Exercise description:
Say how many lines in the entries below have the word "Edema" in them, giving only the number.
+++ Dataset
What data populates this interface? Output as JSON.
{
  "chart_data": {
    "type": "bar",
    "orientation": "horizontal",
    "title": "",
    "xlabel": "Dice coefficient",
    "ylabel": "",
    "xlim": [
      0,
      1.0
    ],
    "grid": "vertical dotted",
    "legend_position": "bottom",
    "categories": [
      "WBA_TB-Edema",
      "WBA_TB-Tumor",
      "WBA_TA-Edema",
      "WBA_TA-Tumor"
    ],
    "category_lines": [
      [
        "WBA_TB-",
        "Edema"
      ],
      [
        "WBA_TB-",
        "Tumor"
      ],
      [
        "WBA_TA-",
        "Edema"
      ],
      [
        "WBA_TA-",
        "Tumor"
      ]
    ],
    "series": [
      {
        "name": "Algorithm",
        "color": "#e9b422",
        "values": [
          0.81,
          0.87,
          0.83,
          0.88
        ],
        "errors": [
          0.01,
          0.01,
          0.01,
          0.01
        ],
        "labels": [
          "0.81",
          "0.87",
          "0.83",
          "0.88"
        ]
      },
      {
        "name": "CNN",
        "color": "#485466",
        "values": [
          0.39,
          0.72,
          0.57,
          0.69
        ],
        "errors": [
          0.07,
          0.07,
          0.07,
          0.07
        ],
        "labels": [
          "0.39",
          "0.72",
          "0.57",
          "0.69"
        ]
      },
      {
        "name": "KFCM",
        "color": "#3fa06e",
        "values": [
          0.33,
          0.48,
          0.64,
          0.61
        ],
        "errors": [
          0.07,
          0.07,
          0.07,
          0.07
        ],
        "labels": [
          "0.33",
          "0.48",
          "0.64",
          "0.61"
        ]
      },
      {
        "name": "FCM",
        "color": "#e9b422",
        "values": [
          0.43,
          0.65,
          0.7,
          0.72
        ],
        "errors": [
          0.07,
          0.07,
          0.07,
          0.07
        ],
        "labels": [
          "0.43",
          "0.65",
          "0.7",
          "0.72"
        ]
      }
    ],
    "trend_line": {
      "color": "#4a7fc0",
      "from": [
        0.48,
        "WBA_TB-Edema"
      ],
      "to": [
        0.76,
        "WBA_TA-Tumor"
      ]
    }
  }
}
++++++
Your solution:
5